§ **WORK TASK**: Look through the data and write out every line with the word "Colloids" in it.

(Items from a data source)
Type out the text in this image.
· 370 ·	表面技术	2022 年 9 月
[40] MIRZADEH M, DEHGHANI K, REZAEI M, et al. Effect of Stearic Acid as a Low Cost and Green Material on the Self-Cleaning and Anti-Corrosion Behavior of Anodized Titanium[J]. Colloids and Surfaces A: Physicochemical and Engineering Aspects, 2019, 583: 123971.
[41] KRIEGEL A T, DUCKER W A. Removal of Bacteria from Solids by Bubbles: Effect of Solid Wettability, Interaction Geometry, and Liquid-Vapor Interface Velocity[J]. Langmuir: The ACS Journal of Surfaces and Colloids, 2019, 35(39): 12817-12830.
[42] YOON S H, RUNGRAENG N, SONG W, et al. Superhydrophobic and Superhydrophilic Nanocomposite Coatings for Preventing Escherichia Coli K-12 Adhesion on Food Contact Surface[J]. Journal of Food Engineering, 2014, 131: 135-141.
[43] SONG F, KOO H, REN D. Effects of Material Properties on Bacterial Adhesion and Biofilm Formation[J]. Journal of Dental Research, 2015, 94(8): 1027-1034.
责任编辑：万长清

§ **RESPONSE AREA**:
[40] MIRZADEH M, DEHGHANI K, REZAEI M, et al. Effect of Stearic Acid as a Low Cost and Green Material on the Self-Cleaning and Anti-Corrosion Behavior of Anodized Titanium[J]. Colloids and Surfaces A: Physicochemical and Engineering Aspects, 2019, 583: 123971.
[41] KRIEGEL A T, DUCKER W A. Removal of Bacteria from Solids by Bubbles: Effect of Solid Wettability, Interaction Geometry, and Liquid-Vapor Interface Velocity[J]. Langmuir: The ACS Journal of Surfaces and Colloids, 2019, 35(39): 12817-12830.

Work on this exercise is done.